— START OF TEXT SHOWN —

This is being reported as some great boon for Louisiana’s environment, but it most assuredly is anything but. At one time Freeport-McMoRan had their corporate headquarters in downtown New Orleans, but that company is quickly devolving out of Louisiana altogether.
Several coastal parishes announced yesterday that they had reached a deal with mining company Freeport-McMoRan over claims that its aggressive drilling for oil damaged the state’s vanishing coast, a settlement that could lead to other agreements with energy giants as the state scrambles to stop its disastrous land loss.
In a tentative agreement with 12 parishes, Freeport-McMoRan said it would pay up to $100 million toward restoring the coast, although much of that total it could recoup through environmental credits, The New York Times reports.
Freeport-McMoRan is just one of 98 companies that have been sued in 46 lawsuits over coastal damage, according to John Carmouche, a lawyer representing eight of the 12 parishes that are part of the tentative agreement. But the deal is likely to blaze a trail for future negotiations between the parishes and industry leaders like ExxonMobil, Chevron, BP and Shell.
They’re not going to pay $100 million. Not even close. This was a one-call-does-it-all bullshit settlement. Freeport will cough up $15 million at the formal signing of the settlement, and then they’ll pay $4.25 million in 2023 and another $4.25 million in 2024, assuming the Legislature sets up a fund to receive the money. And the rest of the cash is “subject to contemporaneous reimbursements from the proceeds of the prior sales of environmental credits.”
What does that mean in English? It means that Freeport-McMoRan has plans to sell off whatever oil wells they still have in Louisiana, close down their New Orleans office and get the hell out of Louisiana by 2024. That’s what it means.
They’re paying $23.5 million in an exit fee to John Carmouche and that cabal of trial lawyers John Bel Edwards set loose on the oil and gas industry with those stupid coastal lawsuits, and they are getting clear of this place, which used to be their global headquarters not all that long ago, as fast as they can. And when someone calls then for that over $76 million, they’ll go straight to voice mail.

— END OF TEXT SHOWN —

_CHALLENGES_.
1. Name the energy companies that the Freeport-McMoRan settlement piece names as industry leaders in possible future negotiations with the parishes.
2. In the Freeport-McMoRan settlement piece, how many lawsuits over coastal damage have been filed against companies?
3. Reproduce the Freeport-McMoRan settlement piece word for word, everything from "This is being" down to "York Times reports.".

— START OF DATA EXTRACT —

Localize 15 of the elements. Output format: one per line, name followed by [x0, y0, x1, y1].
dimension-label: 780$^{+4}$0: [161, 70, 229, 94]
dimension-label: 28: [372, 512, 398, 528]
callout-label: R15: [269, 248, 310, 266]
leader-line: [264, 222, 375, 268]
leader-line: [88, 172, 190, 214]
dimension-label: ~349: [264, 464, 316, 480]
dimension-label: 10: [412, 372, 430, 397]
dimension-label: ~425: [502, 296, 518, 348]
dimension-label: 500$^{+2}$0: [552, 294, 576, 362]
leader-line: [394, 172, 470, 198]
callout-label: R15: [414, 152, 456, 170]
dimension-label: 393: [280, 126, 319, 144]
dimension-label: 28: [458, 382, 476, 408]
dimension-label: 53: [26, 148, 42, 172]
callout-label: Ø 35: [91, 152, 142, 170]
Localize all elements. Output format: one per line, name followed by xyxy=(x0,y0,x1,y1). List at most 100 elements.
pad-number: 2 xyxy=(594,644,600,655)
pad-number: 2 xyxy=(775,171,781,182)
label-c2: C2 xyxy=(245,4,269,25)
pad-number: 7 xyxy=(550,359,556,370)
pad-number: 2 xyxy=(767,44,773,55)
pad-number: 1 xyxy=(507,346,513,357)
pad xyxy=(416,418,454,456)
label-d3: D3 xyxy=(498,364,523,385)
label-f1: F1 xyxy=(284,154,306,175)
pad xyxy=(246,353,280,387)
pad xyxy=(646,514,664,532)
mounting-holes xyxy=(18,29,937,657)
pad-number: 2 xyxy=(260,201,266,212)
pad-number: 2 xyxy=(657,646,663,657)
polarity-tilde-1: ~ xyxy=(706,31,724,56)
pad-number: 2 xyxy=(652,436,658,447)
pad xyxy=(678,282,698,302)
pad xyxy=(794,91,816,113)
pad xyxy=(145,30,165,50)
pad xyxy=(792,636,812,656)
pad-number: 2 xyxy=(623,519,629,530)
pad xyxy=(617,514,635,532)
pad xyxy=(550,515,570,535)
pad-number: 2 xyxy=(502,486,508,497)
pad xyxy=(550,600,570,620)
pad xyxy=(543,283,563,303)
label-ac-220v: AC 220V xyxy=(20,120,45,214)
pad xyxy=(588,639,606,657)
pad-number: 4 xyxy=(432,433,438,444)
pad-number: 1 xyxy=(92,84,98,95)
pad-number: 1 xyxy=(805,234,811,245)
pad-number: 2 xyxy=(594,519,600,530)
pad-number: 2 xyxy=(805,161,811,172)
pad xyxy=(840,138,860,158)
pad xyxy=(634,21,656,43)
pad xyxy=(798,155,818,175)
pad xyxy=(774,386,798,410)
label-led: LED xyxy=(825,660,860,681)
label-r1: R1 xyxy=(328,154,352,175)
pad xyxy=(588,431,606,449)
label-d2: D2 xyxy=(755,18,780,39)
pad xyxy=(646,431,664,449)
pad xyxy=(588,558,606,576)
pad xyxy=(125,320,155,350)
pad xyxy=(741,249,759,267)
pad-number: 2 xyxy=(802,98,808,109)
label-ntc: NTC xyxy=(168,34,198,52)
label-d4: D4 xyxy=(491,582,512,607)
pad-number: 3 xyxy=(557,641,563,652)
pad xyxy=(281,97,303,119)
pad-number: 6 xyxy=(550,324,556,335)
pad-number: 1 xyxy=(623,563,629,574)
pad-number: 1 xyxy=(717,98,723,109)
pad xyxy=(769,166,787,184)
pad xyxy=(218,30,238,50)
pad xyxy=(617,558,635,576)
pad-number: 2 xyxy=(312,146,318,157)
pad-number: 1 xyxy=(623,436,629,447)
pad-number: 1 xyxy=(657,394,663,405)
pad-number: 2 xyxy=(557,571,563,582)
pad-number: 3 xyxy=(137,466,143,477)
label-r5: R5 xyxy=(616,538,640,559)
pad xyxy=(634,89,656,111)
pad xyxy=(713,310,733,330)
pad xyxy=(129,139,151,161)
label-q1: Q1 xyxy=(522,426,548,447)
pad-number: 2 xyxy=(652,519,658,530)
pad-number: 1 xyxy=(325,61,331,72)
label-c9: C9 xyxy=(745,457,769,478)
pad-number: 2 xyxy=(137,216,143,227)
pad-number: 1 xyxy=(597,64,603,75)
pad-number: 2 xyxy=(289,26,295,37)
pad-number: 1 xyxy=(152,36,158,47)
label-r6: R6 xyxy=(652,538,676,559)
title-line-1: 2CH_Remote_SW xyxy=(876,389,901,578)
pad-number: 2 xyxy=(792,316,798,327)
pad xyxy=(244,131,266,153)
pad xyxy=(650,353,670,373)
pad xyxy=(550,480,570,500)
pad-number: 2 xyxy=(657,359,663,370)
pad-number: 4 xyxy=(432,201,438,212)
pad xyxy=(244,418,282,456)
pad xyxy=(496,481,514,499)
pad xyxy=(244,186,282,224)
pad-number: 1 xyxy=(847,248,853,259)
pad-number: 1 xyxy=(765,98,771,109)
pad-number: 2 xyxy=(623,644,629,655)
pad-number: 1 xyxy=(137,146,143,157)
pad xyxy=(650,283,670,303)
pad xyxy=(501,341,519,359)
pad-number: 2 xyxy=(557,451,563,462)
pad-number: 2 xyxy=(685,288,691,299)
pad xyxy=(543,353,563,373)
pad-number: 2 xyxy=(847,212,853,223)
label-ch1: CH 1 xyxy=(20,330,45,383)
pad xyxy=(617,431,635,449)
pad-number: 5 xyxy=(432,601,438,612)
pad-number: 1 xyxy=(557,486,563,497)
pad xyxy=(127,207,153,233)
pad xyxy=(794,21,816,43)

— END OF DATA EXTRACT —

_ANSWERS FOR THIS EXERCISE_.
1. ExxonMobil, Chevron, BP and Shell

2. 46 lawsuits, against 98 companies.

3.
This is being reported as some great boon for Louisiana’s environment, but it most assuredly is anything but. At one time Freeport-McMoRan had their corporate headquarters in downtown New Orleans, but that company is quickly devolving out of Louisiana altogether.
Several coastal parishes announced yesterday that they had reached a deal with mining company Freeport-McMoRan over claims that its aggressive drilling for oil damaged the state’s vanishing coast, a settlement that could lead to other agreements with energy giants as the state scrambles to stop its disastrous land loss.
In a tentative agreement with 12 parishes, Freeport-McMoRan said it would pay up to $100 million toward restoring the coast, although much of that total it could recoup through environmental credits, The New York Times reports.